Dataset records
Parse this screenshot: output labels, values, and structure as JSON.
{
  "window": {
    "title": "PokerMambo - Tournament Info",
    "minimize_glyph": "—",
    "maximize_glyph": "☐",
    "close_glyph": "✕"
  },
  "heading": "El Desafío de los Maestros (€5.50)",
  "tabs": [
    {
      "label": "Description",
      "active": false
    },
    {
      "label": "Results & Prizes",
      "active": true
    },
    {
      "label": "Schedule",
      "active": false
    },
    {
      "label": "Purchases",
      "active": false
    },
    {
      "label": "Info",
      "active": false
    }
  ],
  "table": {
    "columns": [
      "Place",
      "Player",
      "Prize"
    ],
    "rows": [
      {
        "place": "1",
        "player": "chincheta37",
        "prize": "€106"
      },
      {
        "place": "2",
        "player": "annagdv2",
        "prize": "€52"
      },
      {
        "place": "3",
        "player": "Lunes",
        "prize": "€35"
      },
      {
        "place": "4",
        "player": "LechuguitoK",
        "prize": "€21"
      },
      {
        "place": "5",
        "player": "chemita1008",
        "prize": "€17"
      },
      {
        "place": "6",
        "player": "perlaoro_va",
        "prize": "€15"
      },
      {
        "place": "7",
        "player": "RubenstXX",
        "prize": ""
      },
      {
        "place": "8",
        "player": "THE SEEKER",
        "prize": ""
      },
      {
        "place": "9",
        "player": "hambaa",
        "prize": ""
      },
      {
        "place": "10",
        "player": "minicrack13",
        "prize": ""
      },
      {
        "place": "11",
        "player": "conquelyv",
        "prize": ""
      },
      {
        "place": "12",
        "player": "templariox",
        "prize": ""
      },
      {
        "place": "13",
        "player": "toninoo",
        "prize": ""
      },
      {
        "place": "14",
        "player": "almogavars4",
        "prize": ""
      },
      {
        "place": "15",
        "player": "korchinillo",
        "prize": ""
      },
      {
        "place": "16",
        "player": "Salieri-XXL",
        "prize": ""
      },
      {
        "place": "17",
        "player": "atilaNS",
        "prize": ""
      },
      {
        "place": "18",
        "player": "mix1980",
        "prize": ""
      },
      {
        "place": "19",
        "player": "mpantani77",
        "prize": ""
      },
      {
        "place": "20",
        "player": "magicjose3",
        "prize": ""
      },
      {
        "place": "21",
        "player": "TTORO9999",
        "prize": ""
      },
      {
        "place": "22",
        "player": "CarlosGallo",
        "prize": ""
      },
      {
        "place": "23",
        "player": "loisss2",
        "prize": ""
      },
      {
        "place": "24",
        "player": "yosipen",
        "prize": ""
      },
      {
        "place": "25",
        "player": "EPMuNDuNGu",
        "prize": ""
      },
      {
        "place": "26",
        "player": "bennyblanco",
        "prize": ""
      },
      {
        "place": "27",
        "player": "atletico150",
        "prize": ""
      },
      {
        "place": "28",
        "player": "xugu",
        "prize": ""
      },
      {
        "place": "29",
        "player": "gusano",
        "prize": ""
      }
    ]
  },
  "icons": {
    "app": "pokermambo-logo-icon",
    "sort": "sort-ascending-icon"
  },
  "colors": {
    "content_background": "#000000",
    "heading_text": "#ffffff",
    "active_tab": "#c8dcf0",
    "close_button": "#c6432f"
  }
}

▸ Your goal
Extract the complete data, matching each line exactly.

▸ Result of this task
Parse this screenshot: output labels, values, and structure as JSON.
{
  "window": {
    "title": "PokerMambo - Tournament Info",
    "minimize_glyph": "—",
    "maximize_glyph": "☐",
    "close_glyph": "✕"
  },
  "heading": "El Desafío de los Maestros (€5.50)",
  "tabs": [
    {
      "label": "Description",
      "active": false
    },
    {
      "label": "Results & Prizes",
      "active": true
    },
    {
      "label": "Schedule",
      "active": false
    },
    {
      "label": "Purchases",
      "active": false
    },
    {
      "label": "Info",
      "active": false
    }
  ],
  "table": {
    "columns": [
      "Place",
      "Player",
      "Prize"
    ],
    "rows": [
      {
        "place": "1",
        "player": "chincheta37",
        "prize": "€106"
      },
      {
        "place": "2",
        "player": "annagdv2",
        "prize": "€52"
      },
      {
        "place": "3",
        "player": "Lunes",
        "prize": "€35"
      },
      {
        "place": "4",
        "player": "LechuguitoK",
        "prize": "€21"
      },
      {
        "place": "5",
        "player": "chemita1008",
        "prize": "€17"
      },
      {
        "place": "6",
        "player": "perlaoro_va",
        "prize": "€15"
      },
      {
        "place": "7",
        "player": "RubenstXX",
        "prize": ""
      },
      {
        "place": "8",
        "player": "THE SEEKER",
        "prize": ""
      },
      {
        "place": "9",
        "player": "hambaa",
        "prize": ""
      },
      {
        "place": "10",
        "player": "minicrack13",
        "prize": ""
      },
      {
        "place": "11",
        "player": "conquelyv",
        "prize": ""
      },
      {
        "place": "12",
        "player": "templariox",
        "prize": ""
      },
      {
        "place": "13",
        "player": "toninoo",
        "prize": ""
      },
      {
        "place": "14",
        "player": "almogavars4",
        "prize": ""
      },
      {
        "place": "15",
        "player": "korchinillo",
        "prize": ""
      },
      {
        "place": "16",
        "player": "Salieri-XXL",
        "prize": ""
      },
      {
        "place": "17",
        "player": "atilaNS",
        "prize": ""
      },
      {
        "place": "18",
        "player": "mix1980",
        "prize": ""
      },
      {
        "place": "19",
        "player": "mpantani77",
        "prize": ""
      },
      {
        "place": "20",
        "player": "magicjose3",
        "prize": ""
      },
      {
        "place": "21",
        "player": "TTORO9999",
        "prize": ""
      },
      {
        "place": "22",
        "player": "CarlosGallo",
        "prize": ""
      },
      {
        "place": "23",
        "player": "loisss2",
        "prize": ""
      },
      {
        "place": "24",
        "player": "yosipen",
        "prize": ""
      },
      {
        "place": "25",
        "player": "EPMuNDuNGu",
        "prize": ""
      },
      {
        "place": "26",
        "player": "bennyblanco",
        "prize": ""
      },
      {
        "place": "27",
        "player": "atletico150",
        "prize": ""
      },
      {
        "place": "28",
        "player": "xugu",
        "prize": ""
      },
      {
        "place": "29",
        "player": "gusano",
        "prize": ""
      }
    ]
  },
  "icons": {
    "app": "pokermambo-logo-icon",
    "sort": "sort-ascending-icon"
  },
  "colors": {
    "content_background": "#000000",
    "heading_text": "#ffffff",
    "active_tab": "#c8dcf0",
    "close_button": "#c6432f"
  }
}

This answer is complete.